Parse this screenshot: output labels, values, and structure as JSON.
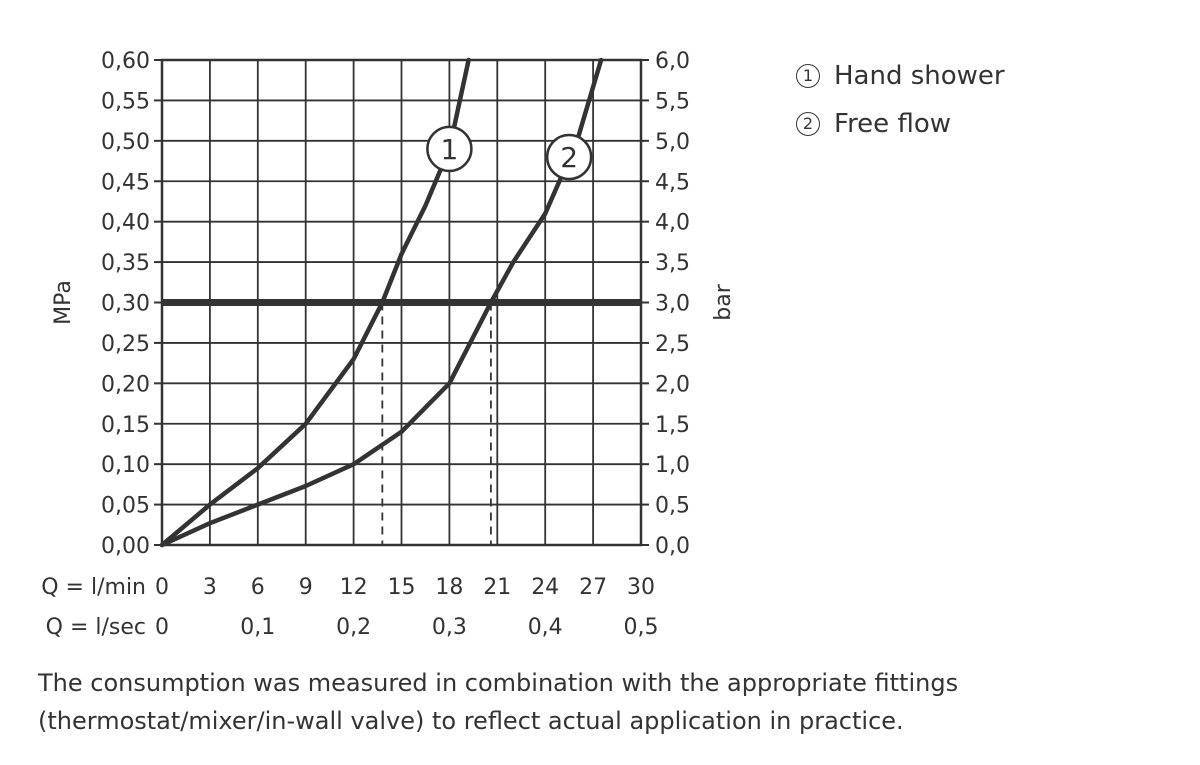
{
  "chart_data": {
    "type": "line",
    "title": "",
    "x_axis": {
      "range": [
        0,
        30
      ],
      "ticks": [
        0,
        3,
        6,
        9,
        12,
        15,
        18,
        21,
        24,
        27,
        30
      ],
      "label_lmin": "Q = l/min",
      "tick_labels_lmin": [
        "0",
        "3",
        "6",
        "9",
        "12",
        "15",
        "18",
        "21",
        "24",
        "27",
        "30"
      ],
      "label_lsec": "Q = l/sec",
      "tick_labels_lsec": [
        "0",
        "0,1",
        "0,2",
        "0,3",
        "0,4",
        "0,5"
      ],
      "ticks_lsec_lmin": [
        0,
        6,
        12,
        18,
        24,
        30
      ]
    },
    "y_axis_left": {
      "label": "MPa",
      "range": [
        0,
        0.6
      ],
      "ticks": [
        0,
        0.05,
        0.1,
        0.15,
        0.2,
        0.25,
        0.3,
        0.35,
        0.4,
        0.45,
        0.5,
        0.55,
        0.6
      ],
      "tick_labels": [
        "0,00",
        "0,05",
        "0,10",
        "0,15",
        "0,20",
        "0,25",
        "0,30",
        "0,35",
        "0,40",
        "0,45",
        "0,50",
        "0,55",
        "0,60"
      ]
    },
    "y_axis_right": {
      "label": "bar",
      "range": [
        0,
        6
      ],
      "tick_labels": [
        "0,0",
        "0,5",
        "1,0",
        "1,5",
        "2,0",
        "2,5",
        "3,0",
        "3,5",
        "4,0",
        "4,5",
        "5,0",
        "5,5",
        "6,0"
      ]
    },
    "grid": true,
    "reference_line": {
      "y": 0.3
    },
    "series": [
      {
        "name": "Hand shower",
        "marker": "1",
        "marker_at": [
          18,
          0.49
        ],
        "x": [
          0,
          3,
          6,
          9,
          12,
          13.8,
          15,
          16.5,
          18,
          19.2
        ],
        "y": [
          0,
          0.05,
          0.095,
          0.15,
          0.23,
          0.3,
          0.36,
          0.42,
          0.49,
          0.6
        ],
        "intersection_x": 13.8
      },
      {
        "name": "Free flow",
        "marker": "2",
        "marker_at": [
          25.5,
          0.48
        ],
        "x": [
          0,
          3,
          6,
          9,
          12,
          15,
          18,
          20.6,
          22,
          24,
          26,
          27.5
        ],
        "y": [
          0,
          0.027,
          0.05,
          0.073,
          0.1,
          0.14,
          0.2,
          0.3,
          0.35,
          0.41,
          0.5,
          0.6
        ],
        "intersection_x": 20.6
      }
    ],
    "legend": {
      "placement": "top-right",
      "items": [
        {
          "num": "1",
          "label": "Hand shower"
        },
        {
          "num": "2",
          "label": "Free flow"
        }
      ]
    }
  },
  "note": "The consumption was measured in combination with the appropriate fittings (thermostat/mixer/in-wall valve) to reflect actual application in practice."
}
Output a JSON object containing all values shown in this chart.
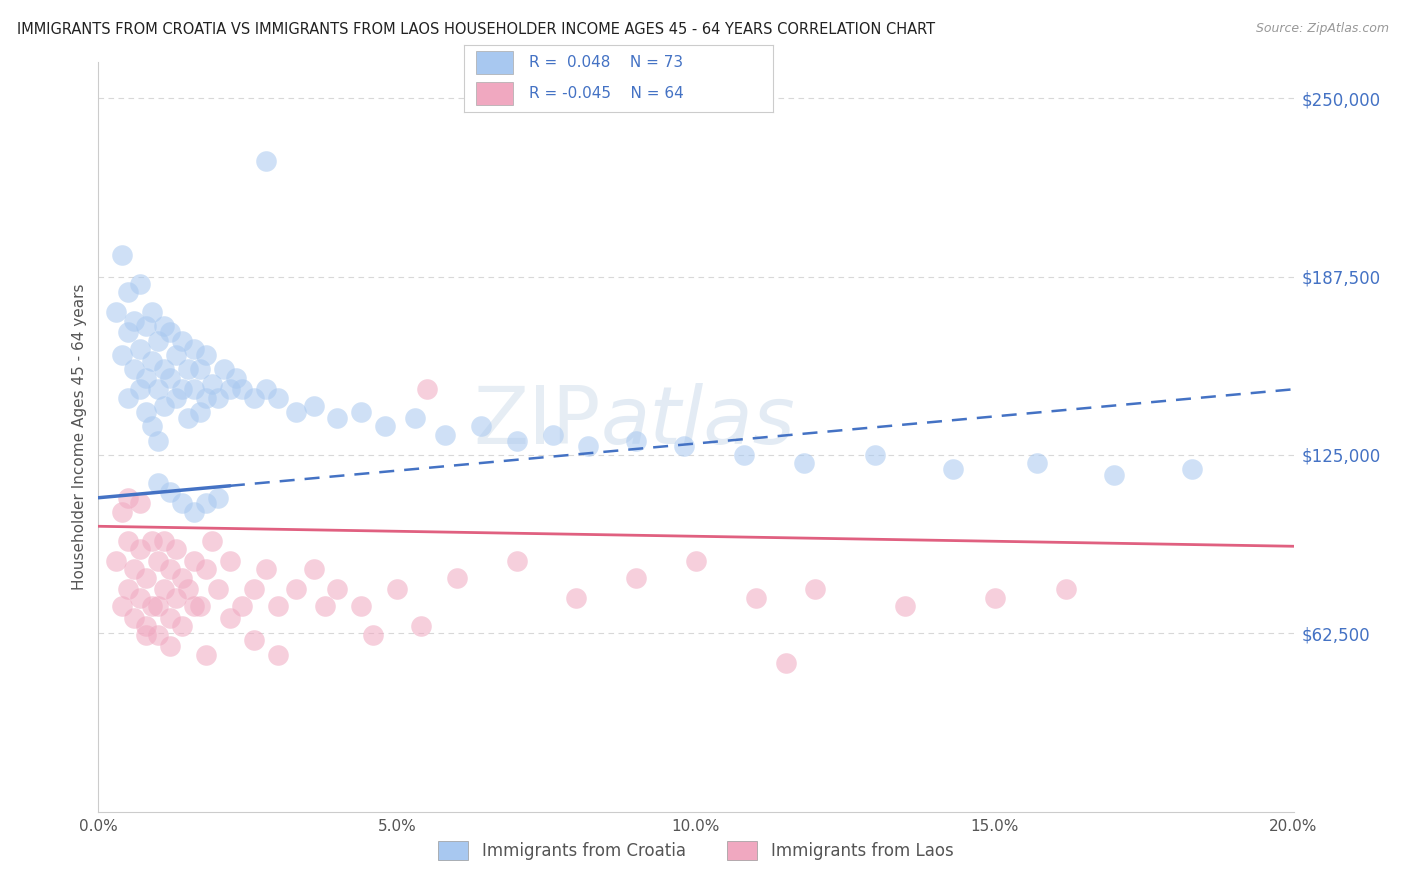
{
  "title": "IMMIGRANTS FROM CROATIA VS IMMIGRANTS FROM LAOS HOUSEHOLDER INCOME AGES 45 - 64 YEARS CORRELATION CHART",
  "source": "Source: ZipAtlas.com",
  "ylabel": "Householder Income Ages 45 - 64 years",
  "xlim": [
    0.0,
    0.2
  ],
  "ylim": [
    0,
    262500
  ],
  "ytick_vals": [
    62500,
    125000,
    187500,
    250000
  ],
  "ytick_labels": [
    "$62,500",
    "$125,000",
    "$187,500",
    "$250,000"
  ],
  "xticks": [
    0.0,
    0.05,
    0.1,
    0.15,
    0.2
  ],
  "xtick_labels": [
    "0.0%",
    "5.0%",
    "10.0%",
    "15.0%",
    "20.0%"
  ],
  "croatia_color": "#a8c8f0",
  "laos_color": "#f0a8c0",
  "croatia_line_color": "#4472c4",
  "laos_line_color": "#e06080",
  "croatia_R": 0.048,
  "croatia_N": 73,
  "laos_R": -0.045,
  "laos_N": 64,
  "watermark": "ZIPatlas",
  "legend_R_color": "#4472c4",
  "background_color": "#ffffff",
  "grid_color": "#d8d8d8",
  "croatia_line_y0": 110000,
  "croatia_line_y1": 148000,
  "laos_line_y0": 100000,
  "laos_line_y1": 93000,
  "croatia_x": [
    0.003,
    0.004,
    0.004,
    0.005,
    0.005,
    0.005,
    0.006,
    0.006,
    0.007,
    0.007,
    0.007,
    0.008,
    0.008,
    0.008,
    0.009,
    0.009,
    0.009,
    0.01,
    0.01,
    0.01,
    0.011,
    0.011,
    0.011,
    0.012,
    0.012,
    0.013,
    0.013,
    0.014,
    0.014,
    0.015,
    0.015,
    0.016,
    0.016,
    0.017,
    0.017,
    0.018,
    0.018,
    0.019,
    0.02,
    0.021,
    0.022,
    0.023,
    0.024,
    0.026,
    0.028,
    0.03,
    0.033,
    0.036,
    0.04,
    0.044,
    0.048,
    0.053,
    0.058,
    0.064,
    0.07,
    0.076,
    0.082,
    0.09,
    0.098,
    0.108,
    0.118,
    0.13,
    0.143,
    0.157,
    0.17,
    0.183,
    0.01,
    0.012,
    0.014,
    0.016,
    0.018,
    0.02,
    0.028
  ],
  "croatia_y": [
    175000,
    195000,
    160000,
    145000,
    168000,
    182000,
    155000,
    172000,
    148000,
    162000,
    185000,
    152000,
    170000,
    140000,
    158000,
    175000,
    135000,
    148000,
    165000,
    130000,
    155000,
    170000,
    142000,
    152000,
    168000,
    145000,
    160000,
    148000,
    165000,
    138000,
    155000,
    148000,
    162000,
    140000,
    155000,
    145000,
    160000,
    150000,
    145000,
    155000,
    148000,
    152000,
    148000,
    145000,
    148000,
    145000,
    140000,
    142000,
    138000,
    140000,
    135000,
    138000,
    132000,
    135000,
    130000,
    132000,
    128000,
    130000,
    128000,
    125000,
    122000,
    125000,
    120000,
    122000,
    118000,
    120000,
    115000,
    112000,
    108000,
    105000,
    108000,
    110000,
    228000
  ],
  "laos_x": [
    0.003,
    0.004,
    0.004,
    0.005,
    0.005,
    0.005,
    0.006,
    0.006,
    0.007,
    0.007,
    0.007,
    0.008,
    0.008,
    0.009,
    0.009,
    0.01,
    0.01,
    0.011,
    0.011,
    0.012,
    0.012,
    0.013,
    0.013,
    0.014,
    0.015,
    0.016,
    0.017,
    0.018,
    0.019,
    0.02,
    0.022,
    0.024,
    0.026,
    0.028,
    0.03,
    0.033,
    0.036,
    0.04,
    0.044,
    0.05,
    0.055,
    0.06,
    0.07,
    0.08,
    0.09,
    0.1,
    0.11,
    0.12,
    0.135,
    0.15,
    0.162,
    0.008,
    0.01,
    0.012,
    0.014,
    0.016,
    0.018,
    0.022,
    0.026,
    0.03,
    0.038,
    0.046,
    0.054,
    0.115
  ],
  "laos_y": [
    88000,
    105000,
    72000,
    95000,
    78000,
    110000,
    85000,
    68000,
    92000,
    75000,
    108000,
    82000,
    65000,
    95000,
    72000,
    88000,
    62000,
    78000,
    95000,
    68000,
    85000,
    75000,
    92000,
    82000,
    78000,
    88000,
    72000,
    85000,
    95000,
    78000,
    88000,
    72000,
    78000,
    85000,
    72000,
    78000,
    85000,
    78000,
    72000,
    78000,
    148000,
    82000,
    88000,
    75000,
    82000,
    88000,
    75000,
    78000,
    72000,
    75000,
    78000,
    62000,
    72000,
    58000,
    65000,
    72000,
    55000,
    68000,
    60000,
    55000,
    72000,
    62000,
    65000,
    52000
  ]
}
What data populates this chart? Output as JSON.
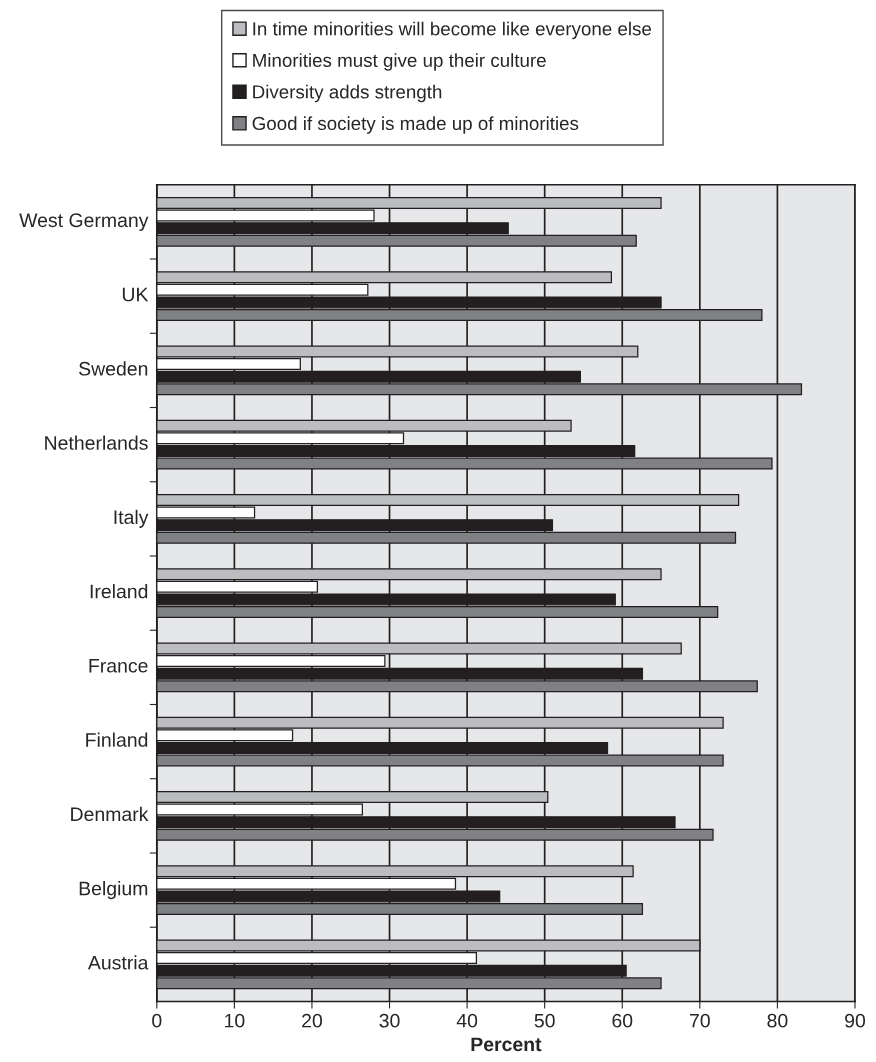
{
  "chart_data": {
    "type": "bar",
    "orientation": "horizontal",
    "xlabel": "Percent",
    "categories": [
      "West Germany",
      "UK",
      "Sweden",
      "Netherlands",
      "Italy",
      "Ireland",
      "France",
      "Finland",
      "Denmark",
      "Belgium",
      "Austria"
    ],
    "series": [
      {
        "name": "In time minorities will become like everyone else",
        "color": "#bcbdc0",
        "values": [
          65,
          58.6,
          62,
          53.4,
          75,
          65,
          67.6,
          73,
          50.4,
          61.4,
          70
        ]
      },
      {
        "name": "Minorities must give up their culture",
        "color": "#ffffff",
        "values": [
          28,
          27.2,
          18.5,
          31.8,
          12.6,
          20.7,
          29.4,
          17.5,
          26.5,
          38.5,
          41.2
        ]
      },
      {
        "name": "Diversity adds strength",
        "color": "#231f20",
        "values": [
          45.3,
          65,
          54.6,
          61.6,
          51,
          59.1,
          62.6,
          58.1,
          66.8,
          44.2,
          60.5
        ]
      },
      {
        "name": "Good if society is made up of minorities",
        "color": "#808184",
        "values": [
          61.8,
          78,
          83.1,
          79.3,
          74.6,
          72.3,
          77.4,
          73,
          71.7,
          62.6,
          65
        ]
      }
    ],
    "xlim": [
      0,
      90
    ],
    "xticks": [
      0,
      10,
      20,
      30,
      40,
      50,
      60,
      70,
      80,
      90
    ],
    "grid": "x",
    "legend": "top"
  }
}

**Task details**:
Identify every line holding the word "name" and copy it out.

**Solution to the exercise**:
        "name": "Hand shower",
        "name": "Free flow",
        "name": "In time minorities will become like everyone else",
        "name": "Minorities must give up their culture",
        "name": "Diversity adds strength",
        "name": "Good if society is made up of minorities",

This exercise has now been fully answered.